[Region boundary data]
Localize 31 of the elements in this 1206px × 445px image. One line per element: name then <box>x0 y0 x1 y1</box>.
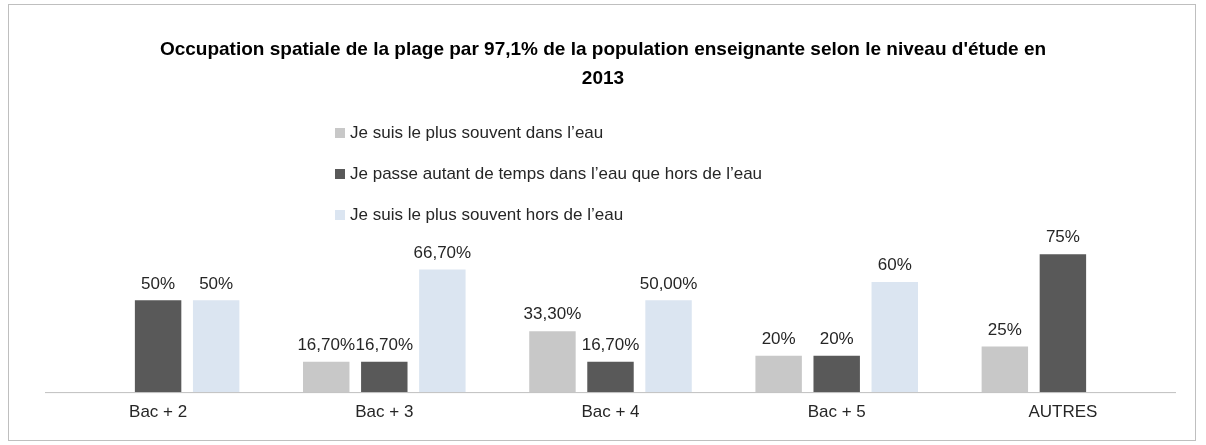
x-tick-label: AUTRES <box>1028 402 1098 422</box>
chart-title: Occupation spatiale de la plage par 97,1% de la population enseignante selon le niveau d'étude en 2013 <box>158 37 1048 90</box>
x-tick-label: Bac + 2 <box>129 402 188 422</box>
bar <box>645 300 692 393</box>
bar <box>361 361 408 393</box>
data-label: 33,30% <box>523 304 582 324</box>
legend-label: Je passe autant de temps dans l’eau que hors de l’eau <box>350 163 763 184</box>
data-label: 25% <box>987 319 1022 339</box>
bar <box>871 281 918 393</box>
data-label: 16,70% <box>355 334 414 354</box>
x-tick-label: Bac + 4 <box>581 402 640 422</box>
data-label: 50% <box>199 273 234 293</box>
bar <box>419 269 466 393</box>
x-tick-label: Bac + 3 <box>355 402 414 422</box>
data-label: 20% <box>761 328 796 348</box>
data-label: 50,00% <box>639 273 698 293</box>
data-label: 16,70% <box>581 334 640 354</box>
bar <box>134 300 182 393</box>
bar <box>192 300 240 393</box>
legend-label: Je suis le plus souvent hors de l’eau <box>350 204 624 225</box>
bar <box>1039 254 1087 393</box>
data-label: 50% <box>141 273 176 293</box>
bar <box>813 355 860 393</box>
data-label: 66,70% <box>413 242 472 262</box>
data-label: 60% <box>877 255 912 275</box>
data-label: 75% <box>1045 227 1080 247</box>
data-label: 16,70% <box>297 334 356 354</box>
x-tick-label: Bac + 5 <box>807 402 866 422</box>
bar <box>587 361 634 393</box>
data-label: 20% <box>819 328 854 348</box>
legend-label: Je suis le plus souvent dans l’eau <box>350 122 604 143</box>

◆ **EXERCISE REQUIREMENTS**:
Rewrite the data from the line containing "x-tick-label: AUTRES <box>1028" through the line containing "bar <box>361 361 408 393</box>", changing "bar" to "column" and leaving everything else the same.

◆ **SOLUTION FOR THIS TASK**:
x-tick-label: AUTRES <box>1028 402 1098 422</box>
chart-title: Occupation spatiale de la plage par 97,1% de la population enseignante selon le niveau d'étude en 2013 <box>158 37 1048 90</box>
x-tick-label: Bac + 2 <box>129 402 188 422</box>
column <box>645 300 692 393</box>
column <box>361 361 408 393</box>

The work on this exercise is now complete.